DO THIS:
Omit all pictures. Copy the rest of the material exactly.

[Stored items from a collection]
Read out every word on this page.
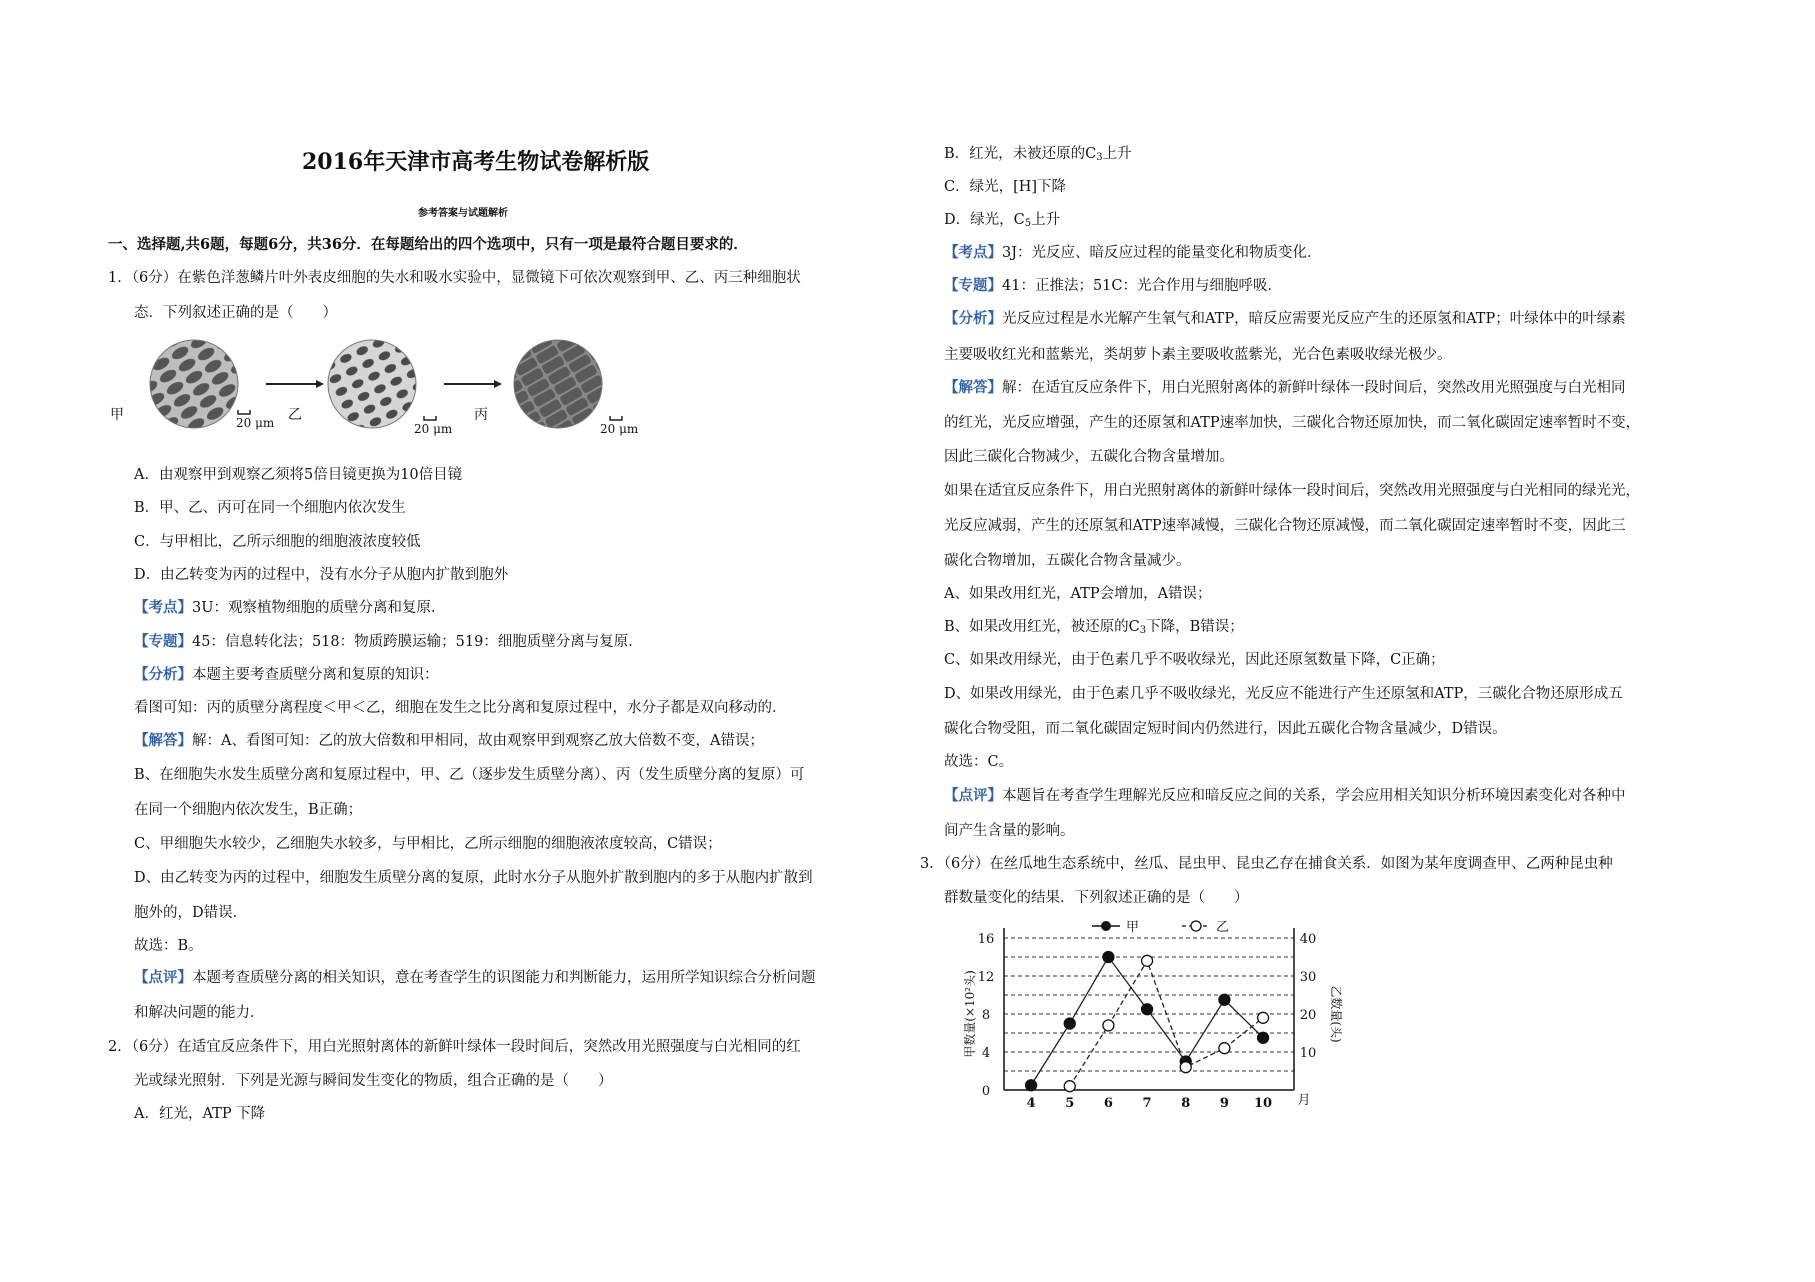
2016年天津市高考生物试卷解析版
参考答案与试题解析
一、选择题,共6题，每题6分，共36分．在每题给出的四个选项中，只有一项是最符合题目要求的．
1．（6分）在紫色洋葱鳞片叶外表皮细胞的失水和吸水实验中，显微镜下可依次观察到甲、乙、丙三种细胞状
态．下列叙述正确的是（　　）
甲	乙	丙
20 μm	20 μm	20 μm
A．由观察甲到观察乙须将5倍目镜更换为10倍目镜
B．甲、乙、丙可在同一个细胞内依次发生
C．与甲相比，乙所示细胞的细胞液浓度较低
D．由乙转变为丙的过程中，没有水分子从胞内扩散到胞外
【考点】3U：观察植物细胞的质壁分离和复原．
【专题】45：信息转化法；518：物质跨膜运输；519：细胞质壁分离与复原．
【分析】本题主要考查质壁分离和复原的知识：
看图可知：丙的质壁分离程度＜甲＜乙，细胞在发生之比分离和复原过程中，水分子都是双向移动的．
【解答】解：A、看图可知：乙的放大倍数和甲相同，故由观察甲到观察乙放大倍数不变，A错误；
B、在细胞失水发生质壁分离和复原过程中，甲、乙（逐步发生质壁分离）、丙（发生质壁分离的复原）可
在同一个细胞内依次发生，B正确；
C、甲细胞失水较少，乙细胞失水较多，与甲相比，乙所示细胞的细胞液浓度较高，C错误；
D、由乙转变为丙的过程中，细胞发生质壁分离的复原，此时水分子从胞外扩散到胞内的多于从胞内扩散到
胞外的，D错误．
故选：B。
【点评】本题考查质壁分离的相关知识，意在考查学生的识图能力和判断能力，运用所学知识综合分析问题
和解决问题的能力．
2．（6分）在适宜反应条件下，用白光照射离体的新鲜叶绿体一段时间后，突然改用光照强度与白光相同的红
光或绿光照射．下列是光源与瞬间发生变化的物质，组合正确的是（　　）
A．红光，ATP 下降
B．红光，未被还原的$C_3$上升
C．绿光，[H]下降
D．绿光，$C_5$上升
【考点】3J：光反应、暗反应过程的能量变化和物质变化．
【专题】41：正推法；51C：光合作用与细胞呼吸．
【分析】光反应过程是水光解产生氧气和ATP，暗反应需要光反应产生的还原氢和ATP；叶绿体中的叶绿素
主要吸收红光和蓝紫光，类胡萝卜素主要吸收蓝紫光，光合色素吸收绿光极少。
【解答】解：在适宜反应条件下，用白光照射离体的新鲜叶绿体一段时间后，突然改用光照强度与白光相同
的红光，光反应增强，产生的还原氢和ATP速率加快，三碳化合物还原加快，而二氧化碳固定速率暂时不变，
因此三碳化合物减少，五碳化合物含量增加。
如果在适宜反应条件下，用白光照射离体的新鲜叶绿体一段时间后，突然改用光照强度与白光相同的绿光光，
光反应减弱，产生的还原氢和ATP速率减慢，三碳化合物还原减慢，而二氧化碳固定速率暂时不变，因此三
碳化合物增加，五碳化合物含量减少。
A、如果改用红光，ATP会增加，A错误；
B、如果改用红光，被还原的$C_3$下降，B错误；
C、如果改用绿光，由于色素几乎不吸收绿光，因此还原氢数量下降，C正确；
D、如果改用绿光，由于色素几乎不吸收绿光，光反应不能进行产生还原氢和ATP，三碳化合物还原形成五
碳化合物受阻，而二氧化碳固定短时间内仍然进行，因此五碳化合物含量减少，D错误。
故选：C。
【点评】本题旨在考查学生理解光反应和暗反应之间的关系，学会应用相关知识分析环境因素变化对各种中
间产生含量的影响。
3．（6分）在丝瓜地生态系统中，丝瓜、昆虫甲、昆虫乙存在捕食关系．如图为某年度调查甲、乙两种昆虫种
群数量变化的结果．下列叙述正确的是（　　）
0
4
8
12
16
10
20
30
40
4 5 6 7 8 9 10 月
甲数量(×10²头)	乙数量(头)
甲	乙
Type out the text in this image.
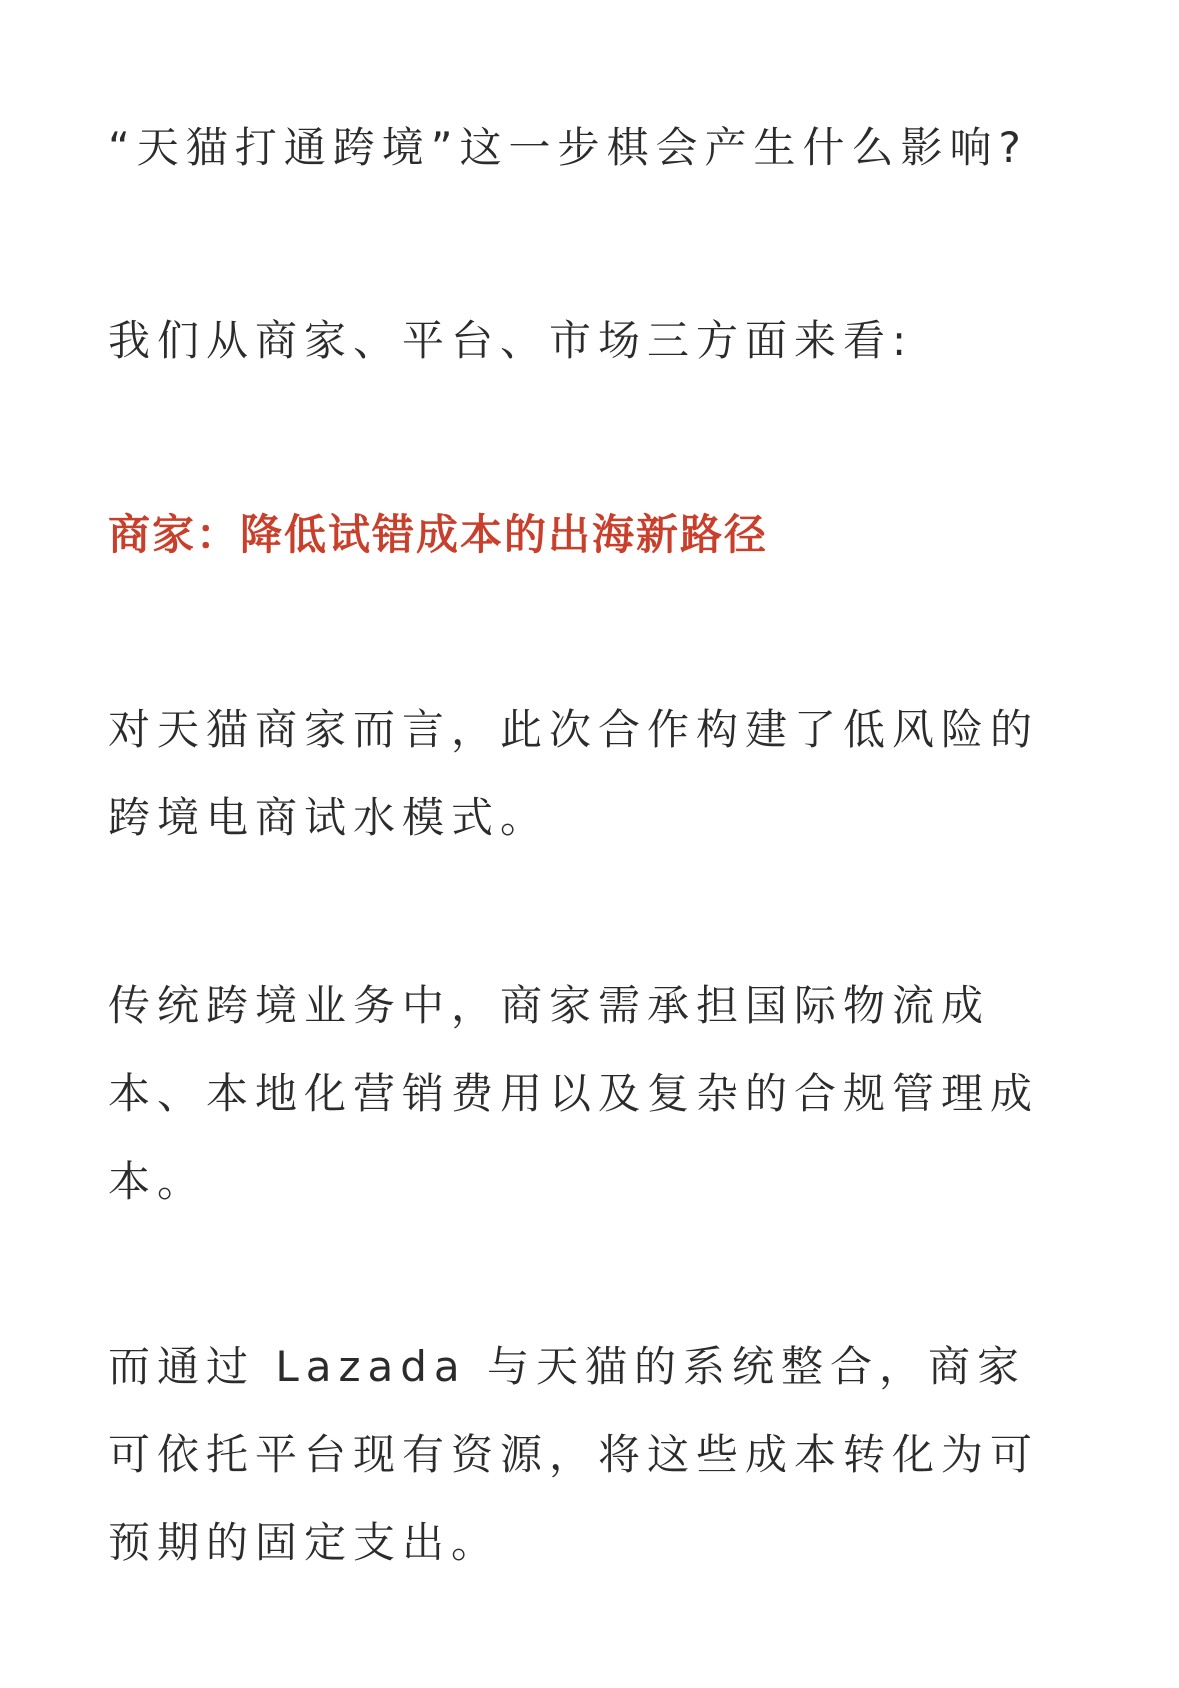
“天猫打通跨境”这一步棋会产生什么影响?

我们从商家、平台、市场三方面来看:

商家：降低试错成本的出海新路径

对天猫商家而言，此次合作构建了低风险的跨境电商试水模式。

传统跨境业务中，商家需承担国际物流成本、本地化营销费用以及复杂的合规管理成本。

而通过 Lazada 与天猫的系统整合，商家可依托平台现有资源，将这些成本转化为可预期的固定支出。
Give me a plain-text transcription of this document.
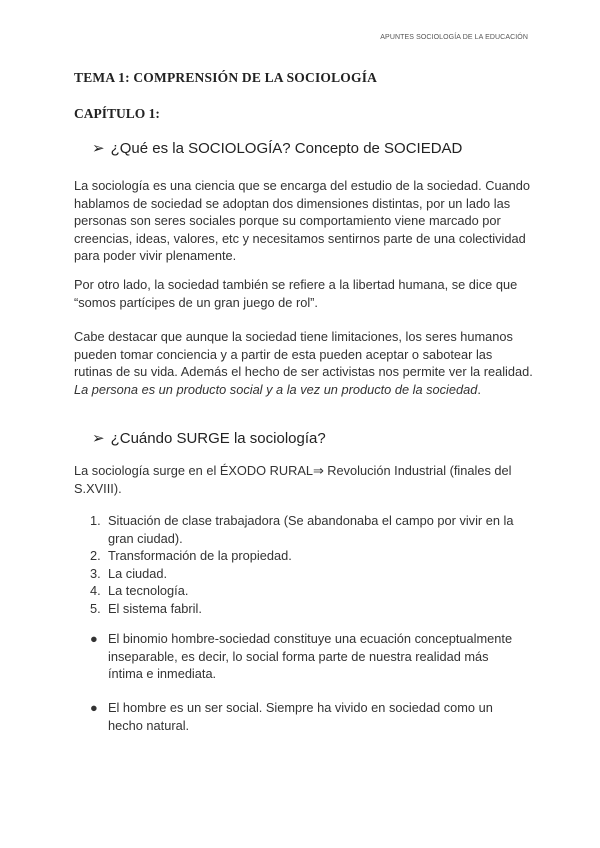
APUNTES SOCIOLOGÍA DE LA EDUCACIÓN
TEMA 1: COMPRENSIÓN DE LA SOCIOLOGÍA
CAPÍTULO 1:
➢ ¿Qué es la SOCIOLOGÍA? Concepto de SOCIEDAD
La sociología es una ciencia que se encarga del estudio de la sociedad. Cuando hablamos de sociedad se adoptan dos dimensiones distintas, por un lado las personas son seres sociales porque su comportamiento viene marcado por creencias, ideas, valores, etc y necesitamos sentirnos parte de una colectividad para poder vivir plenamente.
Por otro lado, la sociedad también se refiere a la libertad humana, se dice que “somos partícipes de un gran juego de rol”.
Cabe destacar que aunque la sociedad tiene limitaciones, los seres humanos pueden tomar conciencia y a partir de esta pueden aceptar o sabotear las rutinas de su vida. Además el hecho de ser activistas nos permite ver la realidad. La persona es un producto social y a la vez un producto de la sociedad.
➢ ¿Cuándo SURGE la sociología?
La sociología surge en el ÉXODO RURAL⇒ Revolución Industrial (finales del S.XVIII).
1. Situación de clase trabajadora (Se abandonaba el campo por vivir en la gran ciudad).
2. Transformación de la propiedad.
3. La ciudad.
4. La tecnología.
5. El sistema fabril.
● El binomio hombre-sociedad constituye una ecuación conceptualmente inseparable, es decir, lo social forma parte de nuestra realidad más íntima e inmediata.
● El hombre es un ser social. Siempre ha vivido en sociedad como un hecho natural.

RESULT OF THIS EXERCISE:
Read out every word on this page.
2016年天津市高考生物试卷解析版
参考答案与试题解析
一、选择题,共6题，每题6分，共36分．在每题给出的四个选项中，只有一项是最符合题目要求的．
1．（6分）在紫色洋葱鳞片叶外表皮细胞的失水和吸水实验中，显微镜下可依次观察到甲、乙、丙三种细胞状
态．下列叙述正确的是（　　）
甲	乙	丙
20 μm	20 μm	20 μm
A．由观察甲到观察乙须将5倍目镜更换为10倍目镜
B．甲、乙、丙可在同一个细胞内依次发生
C．与甲相比，乙所示细胞的细胞液浓度较低
D．由乙转变为丙的过程中，没有水分子从胞内扩散到胞外
【考点】3U：观察植物细胞的质壁分离和复原．
【专题】45：信息转化法；518：物质跨膜运输；519：细胞质壁分离与复原．
【分析】本题主要考查质壁分离和复原的知识：
看图可知：丙的质壁分离程度＜甲＜乙，细胞在发生之比分离和复原过程中，水分子都是双向移动的．
【解答】解：A、看图可知：乙的放大倍数和甲相同，故由观察甲到观察乙放大倍数不变，A错误；
B、在细胞失水发生质壁分离和复原过程中，甲、乙（逐步发生质壁分离）、丙（发生质壁分离的复原）可
在同一个细胞内依次发生，B正确；
C、甲细胞失水较少，乙细胞失水较多，与甲相比，乙所示细胞的细胞液浓度较高，C错误；
D、由乙转变为丙的过程中，细胞发生质壁分离的复原，此时水分子从胞外扩散到胞内的多于从胞内扩散到
胞外的，D错误．
故选：B。
【点评】本题考查质壁分离的相关知识，意在考查学生的识图能力和判断能力，运用所学知识综合分析问题
和解决问题的能力．
2．（6分）在适宜反应条件下，用白光照射离体的新鲜叶绿体一段时间后，突然改用光照强度与白光相同的红
光或绿光照射．下列是光源与瞬间发生变化的物质，组合正确的是（　　）
A．红光，ATP 下降
B．红光，未被还原的$C_3$上升
C．绿光，[H]下降
D．绿光，$C_5$上升
【考点】3J：光反应、暗反应过程的能量变化和物质变化．
【专题】41：正推法；51C：光合作用与细胞呼吸．
【分析】光反应过程是水光解产生氧气和ATP，暗反应需要光反应产生的还原氢和ATP；叶绿体中的叶绿素
主要吸收红光和蓝紫光，类胡萝卜素主要吸收蓝紫光，光合色素吸收绿光极少。
【解答】解：在适宜反应条件下，用白光照射离体的新鲜叶绿体一段时间后，突然改用光照强度与白光相同
的红光，光反应增强，产生的还原氢和ATP速率加快，三碳化合物还原加快，而二氧化碳固定速率暂时不变，
因此三碳化合物减少，五碳化合物含量增加。
如果在适宜反应条件下，用白光照射离体的新鲜叶绿体一段时间后，突然改用光照强度与白光相同的绿光光，
光反应减弱，产生的还原氢和ATP速率减慢，三碳化合物还原减慢，而二氧化碳固定速率暂时不变，因此三
碳化合物增加，五碳化合物含量减少。
A、如果改用红光，ATP会增加，A错误；
B、如果改用红光，被还原的$C_3$下降，B错误；
C、如果改用绿光，由于色素几乎不吸收绿光，因此还原氢数量下降，C正确；
D、如果改用绿光，由于色素几乎不吸收绿光，光反应不能进行产生还原氢和ATP，三碳化合物还原形成五
碳化合物受阻，而二氧化碳固定短时间内仍然进行，因此五碳化合物含量减少，D错误。
故选：C。
【点评】本题旨在考查学生理解光反应和暗反应之间的关系，学会应用相关知识分析环境因素变化对各种中
间产生含量的影响。
3．（6分）在丝瓜地生态系统中，丝瓜、昆虫甲、昆虫乙存在捕食关系．如图为某年度调查甲、乙两种昆虫种
群数量变化的结果．下列叙述正确的是（　　）
0
4
8
12
16
10
20
30
40
4 5 6 7 8 9 10 月
甲数量(×10²头)	乙数量(头)
甲	乙
Type out the text in this image.
“天猫打通跨境”这一步棋会产生什么影响?

我们从商家、平台、市场三方面来看:

商家：降低试错成本的出海新路径

对天猫商家而言，此次合作构建了低风险的跨境电商试水模式。

传统跨境业务中，商家需承担国际物流成本、本地化营销费用以及复杂的合规管理成本。

而通过 Lazada 与天猫的系统整合，商家可依托平台现有资源，将这些成本转化为可预期的固定支出。
Give me a plain-text transcription of this document.
APUNTES SOCIOLOGÍA DE LA EDUCACIÓN
TEMA 1: COMPRENSIÓN DE LA SOCIOLOGÍA
CAPÍTULO 1:
➢ ¿Qué es la SOCIOLOGÍA? Concepto de SOCIEDAD
La sociología es una ciencia que se encarga del estudio de la sociedad. Cuando hablamos de sociedad se adoptan dos dimensiones distintas, por un lado las personas son seres sociales porque su comportamiento viene marcado por creencias, ideas, valores, etc y necesitamos sentirnos parte de una colectividad para poder vivir plenamente.
Por otro lado, la sociedad también se refiere a la libertad humana, se dice que “somos partícipes de un gran juego de rol”.
Cabe destacar que aunque la sociedad tiene limitaciones, los seres humanos pueden tomar conciencia y a partir de esta pueden aceptar o sabotear las rutinas de su vida. Además el hecho de ser activistas nos permite ver la realidad. La persona es un producto social y a la vez un producto de la sociedad.
➢ ¿Cuándo SURGE la sociología?
La sociología surge en el ÉXODO RURAL⇒ Revolución Industrial (finales del S.XVIII).
1. Situación de clase trabajadora (Se abandonaba el campo por vivir en la gran ciudad).
2. Transformación de la propiedad.
3. La ciudad.
4. La tecnología.
5. El sistema fabril.
● El binomio hombre-sociedad constituye una ecuación conceptualmente inseparable, es decir, lo social forma parte de nuestra realidad más íntima e inmediata.
● El hombre es un ser social. Siempre ha vivido en sociedad como un hecho natural.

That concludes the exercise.